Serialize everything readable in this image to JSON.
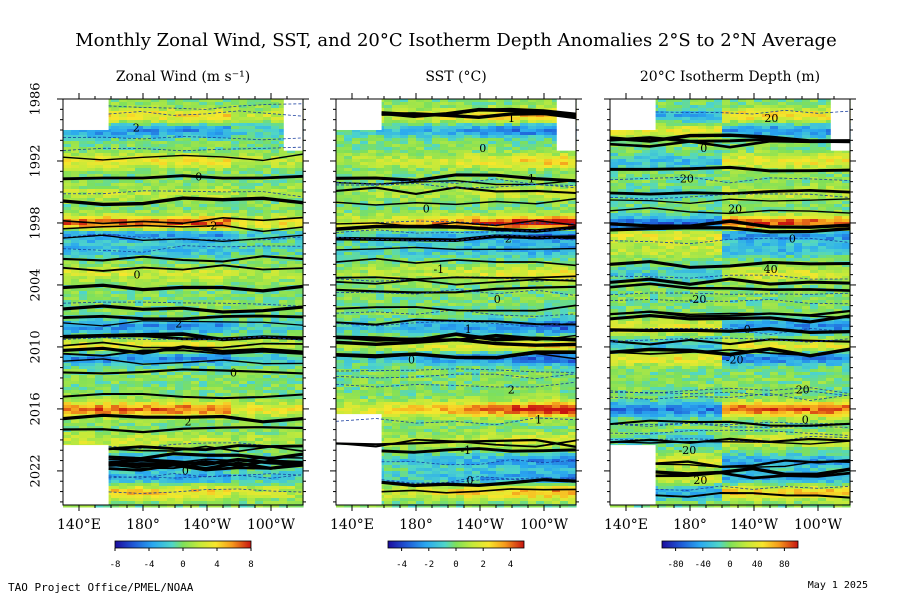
{
  "figure": {
    "title": "Monthly Zonal Wind, SST, and 20°C Isotherm Depth Anomalies  2°S to 2°N Average",
    "credit": "TAO Project Office/PMEL/NOAA",
    "date": "May  1 2025"
  },
  "chart_data": [
    {
      "type": "heatmap",
      "title": "Zonal Wind (m s⁻¹)",
      "x_ticks": [
        "140°E",
        "180°",
        "140°W",
        "100°W"
      ],
      "y_ticks": [
        "1986",
        "1992",
        "1998",
        "2004",
        "2010",
        "2016",
        "2022"
      ],
      "xlim": [
        130,
        280
      ],
      "ylim": [
        1986,
        2025.3
      ],
      "colorbar": {
        "ticks": [
          "-8",
          "-4",
          "0",
          "4",
          "8"
        ],
        "range": [
          -8,
          8
        ]
      },
      "contour_labels": [
        "2",
        "0",
        "-2",
        "0",
        "2",
        "0",
        "2",
        "0"
      ],
      "colors": {
        "missing": "#ffffff",
        "zero": "#7fe05a"
      }
    },
    {
      "type": "heatmap",
      "title": "SST (°C)",
      "x_ticks": [
        "140°E",
        "180°",
        "140°W",
        "100°W"
      ],
      "y_ticks": [
        "1986",
        "1992",
        "1998",
        "2004",
        "2010",
        "2016",
        "2022"
      ],
      "xlim": [
        130,
        280
      ],
      "ylim": [
        1986,
        2025.3
      ],
      "colorbar": {
        "ticks": [
          "-4",
          "-2",
          "0",
          "2",
          "4"
        ],
        "range": [
          -5,
          5
        ]
      },
      "contour_labels": [
        "1",
        "0",
        "1",
        "0",
        "2",
        "-1",
        "0",
        "1",
        "0",
        "2",
        "1",
        "-1",
        "0"
      ],
      "colors": {
        "missing": "#ffffff",
        "zero": "#7fe05a"
      }
    },
    {
      "type": "heatmap",
      "title": "20°C Isotherm Depth (m)",
      "x_ticks": [
        "140°E",
        "180°",
        "140°W",
        "100°W"
      ],
      "y_ticks": [
        "1986",
        "1992",
        "1998",
        "2004",
        "2010",
        "2016",
        "2022"
      ],
      "xlim": [
        130,
        280
      ],
      "ylim": [
        1986,
        2025.3
      ],
      "colorbar": {
        "ticks": [
          "-80",
          "-40",
          "0",
          "40",
          "80"
        ],
        "range": [
          -100,
          100
        ]
      },
      "contour_labels": [
        "20",
        "0",
        "-20",
        "20",
        "0",
        "40",
        "-20",
        "0",
        "-20",
        "20",
        "0",
        "-20",
        "20"
      ],
      "colors": {
        "missing": "#ffffff",
        "zero": "#7fe05a"
      }
    }
  ]
}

**STATED TASK:** Pictures in the records above are not copied; print everything else exactly.

**REPLY:**
Serialize everything readable in this image to JSON.
{
  "figure": {
    "title": "Monthly Zonal Wind, SST, and 20°C Isotherm Depth Anomalies  2°S to 2°N Average",
    "credit": "TAO Project Office/PMEL/NOAA",
    "date": "May  1 2025"
  },
  "chart_data": [
    {
      "type": "heatmap",
      "title": "Zonal Wind (m s⁻¹)",
      "x_ticks": [
        "140°E",
        "180°",
        "140°W",
        "100°W"
      ],
      "y_ticks": [
        "1986",
        "1992",
        "1998",
        "2004",
        "2010",
        "2016",
        "2022"
      ],
      "xlim": [
        130,
        280
      ],
      "ylim": [
        1986,
        2025.3
      ],
      "colorbar": {
        "ticks": [
          "-8",
          "-4",
          "0",
          "4",
          "8"
        ],
        "range": [
          -8,
          8
        ]
      },
      "contour_labels": [
        "2",
        "0",
        "-2",
        "0",
        "2",
        "0",
        "2",
        "0"
      ],
      "colors": {
        "missing": "#ffffff",
        "zero": "#7fe05a"
      }
    },
    {
      "type": "heatmap",
      "title": "SST (°C)",
      "x_ticks": [
        "140°E",
        "180°",
        "140°W",
        "100°W"
      ],
      "y_ticks": [
        "1986",
        "1992",
        "1998",
        "2004",
        "2010",
        "2016",
        "2022"
      ],
      "xlim": [
        130,
        280
      ],
      "ylim": [
        1986,
        2025.3
      ],
      "colorbar": {
        "ticks": [
          "-4",
          "-2",
          "0",
          "2",
          "4"
        ],
        "range": [
          -5,
          5
        ]
      },
      "contour_labels": [
        "1",
        "0",
        "1",
        "0",
        "2",
        "-1",
        "0",
        "1",
        "0",
        "2",
        "1",
        "-1",
        "0"
      ],
      "colors": {
        "missing": "#ffffff",
        "zero": "#7fe05a"
      }
    },
    {
      "type": "heatmap",
      "title": "20°C Isotherm Depth (m)",
      "x_ticks": [
        "140°E",
        "180°",
        "140°W",
        "100°W"
      ],
      "y_ticks": [
        "1986",
        "1992",
        "1998",
        "2004",
        "2010",
        "2016",
        "2022"
      ],
      "xlim": [
        130,
        280
      ],
      "ylim": [
        1986,
        2025.3
      ],
      "colorbar": {
        "ticks": [
          "-80",
          "-40",
          "0",
          "40",
          "80"
        ],
        "range": [
          -100,
          100
        ]
      },
      "contour_labels": [
        "20",
        "0",
        "-20",
        "20",
        "0",
        "40",
        "-20",
        "0",
        "-20",
        "20",
        "0",
        "-20",
        "20"
      ],
      "colors": {
        "missing": "#ffffff",
        "zero": "#7fe05a"
      }
    }
  ]
}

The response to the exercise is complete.